#### [STATED EXERCISE]
Take the data below and repeat it exactly.

#### [MATERIAL SHOWN]
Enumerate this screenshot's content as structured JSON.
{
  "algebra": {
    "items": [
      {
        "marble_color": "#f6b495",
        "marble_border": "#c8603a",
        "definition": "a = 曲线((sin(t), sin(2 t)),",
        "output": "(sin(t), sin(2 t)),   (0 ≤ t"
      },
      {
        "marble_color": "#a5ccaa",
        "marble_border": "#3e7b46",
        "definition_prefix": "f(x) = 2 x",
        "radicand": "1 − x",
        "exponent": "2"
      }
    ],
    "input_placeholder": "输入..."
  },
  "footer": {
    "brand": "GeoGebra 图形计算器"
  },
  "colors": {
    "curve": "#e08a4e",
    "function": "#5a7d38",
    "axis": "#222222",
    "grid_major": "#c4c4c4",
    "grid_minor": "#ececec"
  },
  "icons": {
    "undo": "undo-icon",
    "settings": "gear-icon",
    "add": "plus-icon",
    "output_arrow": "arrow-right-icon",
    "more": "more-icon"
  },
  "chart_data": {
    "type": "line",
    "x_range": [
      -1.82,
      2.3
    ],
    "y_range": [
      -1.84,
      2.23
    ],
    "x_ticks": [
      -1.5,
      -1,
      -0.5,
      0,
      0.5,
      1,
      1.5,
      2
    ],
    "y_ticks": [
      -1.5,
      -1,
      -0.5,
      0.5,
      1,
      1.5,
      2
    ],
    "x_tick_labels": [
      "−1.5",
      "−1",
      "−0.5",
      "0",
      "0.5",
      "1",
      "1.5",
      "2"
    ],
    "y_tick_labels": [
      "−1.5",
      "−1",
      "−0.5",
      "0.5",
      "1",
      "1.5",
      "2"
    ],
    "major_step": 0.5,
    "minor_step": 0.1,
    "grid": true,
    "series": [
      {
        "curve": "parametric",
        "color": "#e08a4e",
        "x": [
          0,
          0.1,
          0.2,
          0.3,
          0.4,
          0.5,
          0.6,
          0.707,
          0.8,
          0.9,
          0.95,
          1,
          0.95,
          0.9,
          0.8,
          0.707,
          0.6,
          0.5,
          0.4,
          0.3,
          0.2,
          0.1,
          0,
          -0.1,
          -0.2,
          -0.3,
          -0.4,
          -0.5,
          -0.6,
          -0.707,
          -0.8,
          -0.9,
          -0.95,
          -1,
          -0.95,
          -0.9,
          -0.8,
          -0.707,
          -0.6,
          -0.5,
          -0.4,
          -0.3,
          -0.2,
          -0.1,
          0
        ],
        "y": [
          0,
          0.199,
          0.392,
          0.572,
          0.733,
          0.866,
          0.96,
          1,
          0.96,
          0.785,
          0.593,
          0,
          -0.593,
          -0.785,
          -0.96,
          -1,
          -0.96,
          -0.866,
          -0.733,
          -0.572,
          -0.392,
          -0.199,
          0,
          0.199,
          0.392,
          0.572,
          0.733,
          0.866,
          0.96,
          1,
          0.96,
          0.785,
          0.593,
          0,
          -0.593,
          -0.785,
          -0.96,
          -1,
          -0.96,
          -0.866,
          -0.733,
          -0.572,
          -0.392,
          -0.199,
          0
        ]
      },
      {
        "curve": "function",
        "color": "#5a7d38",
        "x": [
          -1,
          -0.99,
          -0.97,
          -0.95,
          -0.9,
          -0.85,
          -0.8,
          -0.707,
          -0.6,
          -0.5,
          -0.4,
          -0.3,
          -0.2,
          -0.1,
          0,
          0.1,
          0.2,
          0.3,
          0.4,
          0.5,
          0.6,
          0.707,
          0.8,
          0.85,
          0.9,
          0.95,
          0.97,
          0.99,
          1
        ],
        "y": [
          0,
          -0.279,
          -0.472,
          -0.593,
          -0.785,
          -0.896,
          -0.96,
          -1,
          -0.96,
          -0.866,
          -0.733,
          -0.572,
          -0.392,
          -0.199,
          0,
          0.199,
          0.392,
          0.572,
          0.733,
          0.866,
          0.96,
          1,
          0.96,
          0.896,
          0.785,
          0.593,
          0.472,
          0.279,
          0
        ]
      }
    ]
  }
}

#### [REPLY TO THE EXERCISE]
Enumerate this screenshot's content as structured JSON.
{
  "algebra": {
    "items": [
      {
        "marble_color": "#f6b495",
        "marble_border": "#c8603a",
        "definition": "a = 曲线((sin(t), sin(2 t)),",
        "output": "(sin(t), sin(2 t)),   (0 ≤ t"
      },
      {
        "marble_color": "#a5ccaa",
        "marble_border": "#3e7b46",
        "definition_prefix": "f(x) = 2 x",
        "radicand": "1 − x",
        "exponent": "2"
      }
    ],
    "input_placeholder": "输入..."
  },
  "footer": {
    "brand": "GeoGebra 图形计算器"
  },
  "colors": {
    "curve": "#e08a4e",
    "function": "#5a7d38",
    "axis": "#222222",
    "grid_major": "#c4c4c4",
    "grid_minor": "#ececec"
  },
  "icons": {
    "undo": "undo-icon",
    "settings": "gear-icon",
    "add": "plus-icon",
    "output_arrow": "arrow-right-icon",
    "more": "more-icon"
  },
  "chart_data": {
    "type": "line",
    "x_range": [
      -1.82,
      2.3
    ],
    "y_range": [
      -1.84,
      2.23
    ],
    "x_ticks": [
      -1.5,
      -1,
      -0.5,
      0,
      0.5,
      1,
      1.5,
      2
    ],
    "y_ticks": [
      -1.5,
      -1,
      -0.5,
      0.5,
      1,
      1.5,
      2
    ],
    "x_tick_labels": [
      "−1.5",
      "−1",
      "−0.5",
      "0",
      "0.5",
      "1",
      "1.5",
      "2"
    ],
    "y_tick_labels": [
      "−1.5",
      "−1",
      "−0.5",
      "0.5",
      "1",
      "1.5",
      "2"
    ],
    "major_step": 0.5,
    "minor_step": 0.1,
    "grid": true,
    "series": [
      {
        "curve": "parametric",
        "color": "#e08a4e",
        "x": [
          0,
          0.1,
          0.2,
          0.3,
          0.4,
          0.5,
          0.6,
          0.707,
          0.8,
          0.9,
          0.95,
          1,
          0.95,
          0.9,
          0.8,
          0.707,
          0.6,
          0.5,
          0.4,
          0.3,
          0.2,
          0.1,
          0,
          -0.1,
          -0.2,
          -0.3,
          -0.4,
          -0.5,
          -0.6,
          -0.707,
          -0.8,
          -0.9,
          -0.95,
          -1,
          -0.95,
          -0.9,
          -0.8,
          -0.707,
          -0.6,
          -0.5,
          -0.4,
          -0.3,
          -0.2,
          -0.1,
          0
        ],
        "y": [
          0,
          0.199,
          0.392,
          0.572,
          0.733,
          0.866,
          0.96,
          1,
          0.96,
          0.785,
          0.593,
          0,
          -0.593,
          -0.785,
          -0.96,
          -1,
          -0.96,
          -0.866,
          -0.733,
          -0.572,
          -0.392,
          -0.199,
          0,
          0.199,
          0.392,
          0.572,
          0.733,
          0.866,
          0.96,
          1,
          0.96,
          0.785,
          0.593,
          0,
          -0.593,
          -0.785,
          -0.96,
          -1,
          -0.96,
          -0.866,
          -0.733,
          -0.572,
          -0.392,
          -0.199,
          0
        ]
      },
      {
        "curve": "function",
        "color": "#5a7d38",
        "x": [
          -1,
          -0.99,
          -0.97,
          -0.95,
          -0.9,
          -0.85,
          -0.8,
          -0.707,
          -0.6,
          -0.5,
          -0.4,
          -0.3,
          -0.2,
          -0.1,
          0,
          0.1,
          0.2,
          0.3,
          0.4,
          0.5,
          0.6,
          0.707,
          0.8,
          0.85,
          0.9,
          0.95,
          0.97,
          0.99,
          1
        ],
        "y": [
          0,
          -0.279,
          -0.472,
          -0.593,
          -0.785,
          -0.896,
          -0.96,
          -1,
          -0.96,
          -0.866,
          -0.733,
          -0.572,
          -0.392,
          -0.199,
          0,
          0.199,
          0.392,
          0.572,
          0.733,
          0.866,
          0.96,
          1,
          0.96,
          0.896,
          0.785,
          0.593,
          0.472,
          0.279,
          0
        ]
      }
    ]
  }
}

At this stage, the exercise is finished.